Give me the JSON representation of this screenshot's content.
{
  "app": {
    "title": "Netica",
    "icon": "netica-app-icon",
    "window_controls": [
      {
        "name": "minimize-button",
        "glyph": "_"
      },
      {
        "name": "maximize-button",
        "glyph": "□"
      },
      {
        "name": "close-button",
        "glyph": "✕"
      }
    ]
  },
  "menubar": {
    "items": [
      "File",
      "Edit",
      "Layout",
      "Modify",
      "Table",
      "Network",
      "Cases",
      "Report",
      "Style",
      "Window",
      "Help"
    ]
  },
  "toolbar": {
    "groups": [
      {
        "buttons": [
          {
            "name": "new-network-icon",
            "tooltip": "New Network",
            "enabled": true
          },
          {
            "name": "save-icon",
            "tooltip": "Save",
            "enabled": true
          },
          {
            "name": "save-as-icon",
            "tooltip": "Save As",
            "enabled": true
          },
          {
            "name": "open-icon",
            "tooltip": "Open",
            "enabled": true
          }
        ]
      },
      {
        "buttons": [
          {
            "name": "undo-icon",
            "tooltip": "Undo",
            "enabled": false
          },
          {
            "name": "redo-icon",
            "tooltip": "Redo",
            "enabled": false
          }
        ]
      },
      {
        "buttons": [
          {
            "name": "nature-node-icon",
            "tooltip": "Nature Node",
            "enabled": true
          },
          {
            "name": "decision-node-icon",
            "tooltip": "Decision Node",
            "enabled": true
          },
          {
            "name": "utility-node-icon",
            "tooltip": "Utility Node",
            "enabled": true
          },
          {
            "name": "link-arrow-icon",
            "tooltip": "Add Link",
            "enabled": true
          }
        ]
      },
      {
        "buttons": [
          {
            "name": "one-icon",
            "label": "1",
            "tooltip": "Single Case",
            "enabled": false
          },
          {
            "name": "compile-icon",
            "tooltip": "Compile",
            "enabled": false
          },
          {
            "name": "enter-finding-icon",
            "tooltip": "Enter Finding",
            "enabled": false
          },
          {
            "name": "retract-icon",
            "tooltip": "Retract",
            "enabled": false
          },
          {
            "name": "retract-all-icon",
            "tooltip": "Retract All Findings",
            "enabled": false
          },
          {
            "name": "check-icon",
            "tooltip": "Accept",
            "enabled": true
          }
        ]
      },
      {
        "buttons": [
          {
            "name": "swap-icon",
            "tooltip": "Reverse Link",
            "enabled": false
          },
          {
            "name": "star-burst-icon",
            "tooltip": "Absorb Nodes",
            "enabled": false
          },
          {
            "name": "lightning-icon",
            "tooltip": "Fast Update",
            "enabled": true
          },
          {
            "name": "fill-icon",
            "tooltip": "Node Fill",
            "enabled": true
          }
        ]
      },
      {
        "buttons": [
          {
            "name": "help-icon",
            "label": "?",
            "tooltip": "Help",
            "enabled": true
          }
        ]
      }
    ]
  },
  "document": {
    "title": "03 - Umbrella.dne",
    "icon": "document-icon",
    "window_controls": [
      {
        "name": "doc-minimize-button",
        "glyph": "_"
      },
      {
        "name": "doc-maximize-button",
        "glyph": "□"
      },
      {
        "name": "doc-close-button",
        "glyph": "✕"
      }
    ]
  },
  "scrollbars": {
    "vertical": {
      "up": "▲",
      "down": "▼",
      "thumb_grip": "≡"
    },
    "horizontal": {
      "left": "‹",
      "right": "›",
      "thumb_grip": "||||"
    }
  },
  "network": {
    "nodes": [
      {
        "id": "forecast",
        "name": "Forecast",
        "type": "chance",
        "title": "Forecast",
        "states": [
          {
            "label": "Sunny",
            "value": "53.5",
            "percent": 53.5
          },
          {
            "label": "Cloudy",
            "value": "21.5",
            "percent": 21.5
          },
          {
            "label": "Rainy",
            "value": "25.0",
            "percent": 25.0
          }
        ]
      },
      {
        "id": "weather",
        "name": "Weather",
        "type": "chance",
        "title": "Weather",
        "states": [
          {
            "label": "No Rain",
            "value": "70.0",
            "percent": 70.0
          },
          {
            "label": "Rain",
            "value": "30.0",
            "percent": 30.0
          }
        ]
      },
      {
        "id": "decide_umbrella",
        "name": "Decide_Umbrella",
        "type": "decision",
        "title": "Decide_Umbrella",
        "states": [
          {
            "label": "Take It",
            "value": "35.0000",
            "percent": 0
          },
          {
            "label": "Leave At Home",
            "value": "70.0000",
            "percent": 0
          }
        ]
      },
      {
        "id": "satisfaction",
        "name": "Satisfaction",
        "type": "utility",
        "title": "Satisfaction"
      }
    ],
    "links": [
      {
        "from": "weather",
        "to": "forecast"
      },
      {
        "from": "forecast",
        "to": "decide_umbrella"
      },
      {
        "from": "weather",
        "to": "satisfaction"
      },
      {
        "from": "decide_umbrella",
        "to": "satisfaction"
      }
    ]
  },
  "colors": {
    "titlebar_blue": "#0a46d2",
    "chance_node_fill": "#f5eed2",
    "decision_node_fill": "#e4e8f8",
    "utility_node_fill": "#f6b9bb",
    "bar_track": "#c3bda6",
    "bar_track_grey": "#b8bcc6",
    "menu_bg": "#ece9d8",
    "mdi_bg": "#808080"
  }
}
################
Short exercise — Every entry must be output again, exactly as written above.

Solution to the problem —
Give me the JSON representation of this screenshot's content.
{
  "app": {
    "title": "Netica",
    "icon": "netica-app-icon",
    "window_controls": [
      {
        "name": "minimize-button",
        "glyph": "_"
      },
      {
        "name": "maximize-button",
        "glyph": "□"
      },
      {
        "name": "close-button",
        "glyph": "✕"
      }
    ]
  },
  "menubar": {
    "items": [
      "File",
      "Edit",
      "Layout",
      "Modify",
      "Table",
      "Network",
      "Cases",
      "Report",
      "Style",
      "Window",
      "Help"
    ]
  },
  "toolbar": {
    "groups": [
      {
        "buttons": [
          {
            "name": "new-network-icon",
            "tooltip": "New Network",
            "enabled": true
          },
          {
            "name": "save-icon",
            "tooltip": "Save",
            "enabled": true
          },
          {
            "name": "save-as-icon",
            "tooltip": "Save As",
            "enabled": true
          },
          {
            "name": "open-icon",
            "tooltip": "Open",
            "enabled": true
          }
        ]
      },
      {
        "buttons": [
          {
            "name": "undo-icon",
            "tooltip": "Undo",
            "enabled": false
          },
          {
            "name": "redo-icon",
            "tooltip": "Redo",
            "enabled": false
          }
        ]
      },
      {
        "buttons": [
          {
            "name": "nature-node-icon",
            "tooltip": "Nature Node",
            "enabled": true
          },
          {
            "name": "decision-node-icon",
            "tooltip": "Decision Node",
            "enabled": true
          },
          {
            "name": "utility-node-icon",
            "tooltip": "Utility Node",
            "enabled": true
          },
          {
            "name": "link-arrow-icon",
            "tooltip": "Add Link",
            "enabled": true
          }
        ]
      },
      {
        "buttons": [
          {
            "name": "one-icon",
            "label": "1",
            "tooltip": "Single Case",
            "enabled": false
          },
          {
            "name": "compile-icon",
            "tooltip": "Compile",
            "enabled": false
          },
          {
            "name": "enter-finding-icon",
            "tooltip": "Enter Finding",
            "enabled": false
          },
          {
            "name": "retract-icon",
            "tooltip": "Retract",
            "enabled": false
          },
          {
            "name": "retract-all-icon",
            "tooltip": "Retract All Findings",
            "enabled": false
          },
          {
            "name": "check-icon",
            "tooltip": "Accept",
            "enabled": true
          }
        ]
      },
      {
        "buttons": [
          {
            "name": "swap-icon",
            "tooltip": "Reverse Link",
            "enabled": false
          },
          {
            "name": "star-burst-icon",
            "tooltip": "Absorb Nodes",
            "enabled": false
          },
          {
            "name": "lightning-icon",
            "tooltip": "Fast Update",
            "enabled": true
          },
          {
            "name": "fill-icon",
            "tooltip": "Node Fill",
            "enabled": true
          }
        ]
      },
      {
        "buttons": [
          {
            "name": "help-icon",
            "label": "?",
            "tooltip": "Help",
            "enabled": true
          }
        ]
      }
    ]
  },
  "document": {
    "title": "03 - Umbrella.dne",
    "icon": "document-icon",
    "window_controls": [
      {
        "name": "doc-minimize-button",
        "glyph": "_"
      },
      {
        "name": "doc-maximize-button",
        "glyph": "□"
      },
      {
        "name": "doc-close-button",
        "glyph": "✕"
      }
    ]
  },
  "scrollbars": {
    "vertical": {
      "up": "▲",
      "down": "▼",
      "thumb_grip": "≡"
    },
    "horizontal": {
      "left": "‹",
      "right": "›",
      "thumb_grip": "||||"
    }
  },
  "network": {
    "nodes": [
      {
        "id": "forecast",
        "name": "Forecast",
        "type": "chance",
        "title": "Forecast",
        "states": [
          {
            "label": "Sunny",
            "value": "53.5",
            "percent": 53.5
          },
          {
            "label": "Cloudy",
            "value": "21.5",
            "percent": 21.5
          },
          {
            "label": "Rainy",
            "value": "25.0",
            "percent": 25.0
          }
        ]
      },
      {
        "id": "weather",
        "name": "Weather",
        "type": "chance",
        "title": "Weather",
        "states": [
          {
            "label": "No Rain",
            "value": "70.0",
            "percent": 70.0
          },
          {
            "label": "Rain",
            "value": "30.0",
            "percent": 30.0
          }
        ]
      },
      {
        "id": "decide_umbrella",
        "name": "Decide_Umbrella",
        "type": "decision",
        "title": "Decide_Umbrella",
        "states": [
          {
            "label": "Take It",
            "value": "35.0000",
            "percent": 0
          },
          {
            "label": "Leave At Home",
            "value": "70.0000",
            "percent": 0
          }
        ]
      },
      {
        "id": "satisfaction",
        "name": "Satisfaction",
        "type": "utility",
        "title": "Satisfaction"
      }
    ],
    "links": [
      {
        "from": "weather",
        "to": "forecast"
      },
      {
        "from": "forecast",
        "to": "decide_umbrella"
      },
      {
        "from": "weather",
        "to": "satisfaction"
      },
      {
        "from": "decide_umbrella",
        "to": "satisfaction"
      }
    ]
  },
  "colors": {
    "titlebar_blue": "#0a46d2",
    "chance_node_fill": "#f5eed2",
    "decision_node_fill": "#e4e8f8",
    "utility_node_fill": "#f6b9bb",
    "bar_track": "#c3bda6",
    "bar_track_grey": "#b8bcc6",
    "menu_bg": "#ece9d8",
    "mdi_bg": "#808080"
  }
}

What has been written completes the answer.